### INSTRUCTIONS FOR THE TASK
Output the material below unchanged, apart from leaving out the pictures.

++++ RECORD LIST

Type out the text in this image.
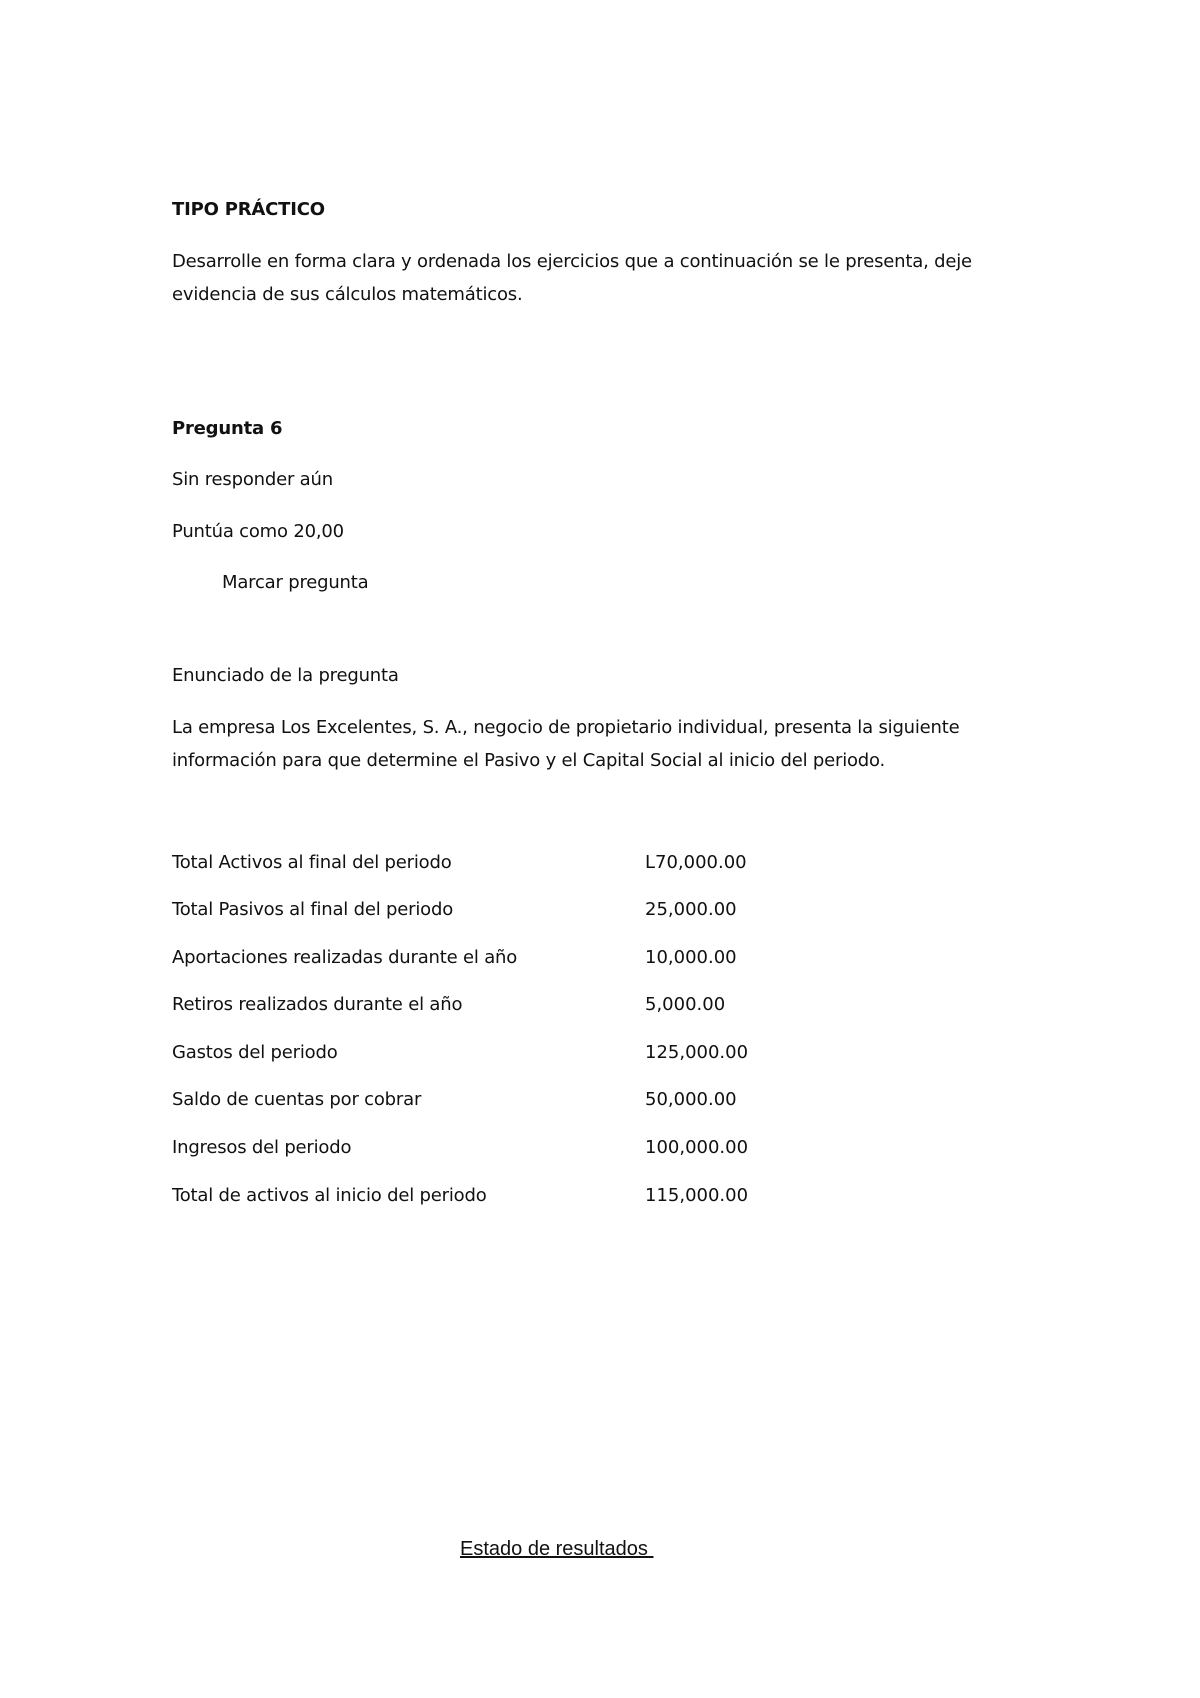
TIPO PRÁCTICO
Desarrolle en forma clara y ordenada los ejercicios que a continuación se le presenta, deje
evidencia de sus cálculos matemáticos.
Pregunta 6
Sin responder aún
Puntúa como 20,00
Marcar pregunta
Enunciado de la pregunta
La empresa Los Excelentes, S. A., negocio de propietario individual, presenta la siguiente
información para que determine el Pasivo y el Capital Social al inicio del periodo.
Total Activos al final del periodo	L70,000.00
Total Pasivos al final del periodo	25,000.00
Aportaciones realizadas durante el año	10,000.00
Retiros realizados durante el año	5,000.00
Gastos del periodo	125,000.00
Saldo de cuentas por cobrar	50,000.00
Ingresos del periodo	100,000.00
Total de activos al inicio del periodo	115,000.00
Estado de resultados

++++++++

### RESULT
Type out the text in this image.
TIPO PRÁCTICO
Desarrolle en forma clara y ordenada los ejercicios que a continuación se le presenta, deje
evidencia de sus cálculos matemáticos.
Pregunta 6
Sin responder aún
Puntúa como 20,00
Marcar pregunta
Enunciado de la pregunta
La empresa Los Excelentes, S. A., negocio de propietario individual, presenta la siguiente
información para que determine el Pasivo y el Capital Social al inicio del periodo.
Total Activos al final del periodo	L70,000.00
Total Pasivos al final del periodo	25,000.00
Aportaciones realizadas durante el año	10,000.00
Retiros realizados durante el año	5,000.00
Gastos del periodo	125,000.00
Saldo de cuentas por cobrar	50,000.00
Ingresos del periodo	100,000.00
Total de activos al inicio del periodo	115,000.00
Estado de resultados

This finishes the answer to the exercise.